Data records:
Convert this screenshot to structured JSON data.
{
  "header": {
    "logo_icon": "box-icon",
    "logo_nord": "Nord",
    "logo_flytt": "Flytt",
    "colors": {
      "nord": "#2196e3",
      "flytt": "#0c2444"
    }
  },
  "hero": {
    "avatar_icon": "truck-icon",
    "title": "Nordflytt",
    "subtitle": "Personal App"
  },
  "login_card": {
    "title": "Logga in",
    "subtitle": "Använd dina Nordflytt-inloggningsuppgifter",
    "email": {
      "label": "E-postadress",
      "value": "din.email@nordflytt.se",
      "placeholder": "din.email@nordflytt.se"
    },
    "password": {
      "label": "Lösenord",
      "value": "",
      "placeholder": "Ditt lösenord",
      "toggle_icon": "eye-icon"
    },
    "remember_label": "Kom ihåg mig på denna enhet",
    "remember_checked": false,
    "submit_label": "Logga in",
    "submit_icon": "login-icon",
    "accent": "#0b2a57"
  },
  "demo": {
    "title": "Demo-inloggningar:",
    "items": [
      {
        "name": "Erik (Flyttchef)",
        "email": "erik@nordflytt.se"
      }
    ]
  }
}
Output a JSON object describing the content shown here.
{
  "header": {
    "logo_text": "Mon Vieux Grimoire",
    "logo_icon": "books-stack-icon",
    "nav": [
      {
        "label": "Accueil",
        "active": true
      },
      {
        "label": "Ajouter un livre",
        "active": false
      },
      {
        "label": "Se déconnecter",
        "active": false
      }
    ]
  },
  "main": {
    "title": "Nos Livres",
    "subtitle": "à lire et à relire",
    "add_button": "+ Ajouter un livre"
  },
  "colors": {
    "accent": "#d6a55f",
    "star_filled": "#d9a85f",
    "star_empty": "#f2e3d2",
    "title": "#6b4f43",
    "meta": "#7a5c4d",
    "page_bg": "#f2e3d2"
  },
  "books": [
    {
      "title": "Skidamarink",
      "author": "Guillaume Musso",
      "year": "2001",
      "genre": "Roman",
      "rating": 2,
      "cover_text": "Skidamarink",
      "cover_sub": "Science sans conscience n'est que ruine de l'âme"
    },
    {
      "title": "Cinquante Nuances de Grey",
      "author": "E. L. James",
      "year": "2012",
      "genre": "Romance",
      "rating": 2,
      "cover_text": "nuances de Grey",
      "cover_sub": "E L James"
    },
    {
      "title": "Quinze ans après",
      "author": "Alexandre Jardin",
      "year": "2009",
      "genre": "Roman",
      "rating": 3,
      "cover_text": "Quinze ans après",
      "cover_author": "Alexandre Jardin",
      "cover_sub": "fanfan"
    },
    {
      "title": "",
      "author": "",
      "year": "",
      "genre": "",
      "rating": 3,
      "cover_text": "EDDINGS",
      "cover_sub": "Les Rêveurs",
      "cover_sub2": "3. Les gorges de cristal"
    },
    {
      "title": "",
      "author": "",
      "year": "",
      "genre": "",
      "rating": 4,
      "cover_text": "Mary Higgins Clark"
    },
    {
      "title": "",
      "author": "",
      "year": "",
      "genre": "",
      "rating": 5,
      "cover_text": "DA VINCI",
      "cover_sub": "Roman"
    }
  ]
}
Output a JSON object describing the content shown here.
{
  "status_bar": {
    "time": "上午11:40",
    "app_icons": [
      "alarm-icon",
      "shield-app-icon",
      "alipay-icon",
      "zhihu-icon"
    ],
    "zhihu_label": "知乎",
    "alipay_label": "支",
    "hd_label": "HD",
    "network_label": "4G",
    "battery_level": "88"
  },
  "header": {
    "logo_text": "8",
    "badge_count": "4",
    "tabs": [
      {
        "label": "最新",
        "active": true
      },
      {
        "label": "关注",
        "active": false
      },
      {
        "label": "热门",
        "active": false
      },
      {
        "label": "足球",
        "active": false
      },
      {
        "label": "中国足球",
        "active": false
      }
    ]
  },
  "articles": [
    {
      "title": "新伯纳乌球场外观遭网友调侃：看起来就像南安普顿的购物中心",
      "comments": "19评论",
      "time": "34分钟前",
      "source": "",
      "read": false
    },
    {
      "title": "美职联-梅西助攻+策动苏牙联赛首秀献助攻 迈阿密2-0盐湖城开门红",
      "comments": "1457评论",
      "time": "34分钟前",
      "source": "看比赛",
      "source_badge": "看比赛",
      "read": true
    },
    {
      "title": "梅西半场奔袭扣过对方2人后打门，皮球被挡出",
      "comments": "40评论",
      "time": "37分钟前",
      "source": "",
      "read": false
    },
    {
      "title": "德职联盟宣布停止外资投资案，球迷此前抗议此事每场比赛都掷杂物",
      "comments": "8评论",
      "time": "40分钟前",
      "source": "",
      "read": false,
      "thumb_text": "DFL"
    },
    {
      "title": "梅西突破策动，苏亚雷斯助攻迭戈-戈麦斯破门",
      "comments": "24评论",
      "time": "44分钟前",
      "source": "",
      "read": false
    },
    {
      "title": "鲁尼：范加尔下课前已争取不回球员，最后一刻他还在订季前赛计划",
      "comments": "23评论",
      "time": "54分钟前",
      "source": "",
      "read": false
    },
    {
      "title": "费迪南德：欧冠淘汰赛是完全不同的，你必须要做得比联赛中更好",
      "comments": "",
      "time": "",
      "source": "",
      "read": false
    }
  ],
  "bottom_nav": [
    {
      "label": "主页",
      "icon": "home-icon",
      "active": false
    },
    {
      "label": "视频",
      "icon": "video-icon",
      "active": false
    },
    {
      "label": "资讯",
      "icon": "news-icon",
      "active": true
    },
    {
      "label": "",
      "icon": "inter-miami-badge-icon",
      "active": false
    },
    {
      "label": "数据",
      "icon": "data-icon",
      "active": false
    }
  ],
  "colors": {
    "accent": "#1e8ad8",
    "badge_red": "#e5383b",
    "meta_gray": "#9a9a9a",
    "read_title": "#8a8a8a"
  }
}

(Short task) Find all lines where the word "Alexandre" appears. Copy them.

(Response to this task)
      "author": "Alexandre Jardin",
      "cover_author": "Alexandre Jardin",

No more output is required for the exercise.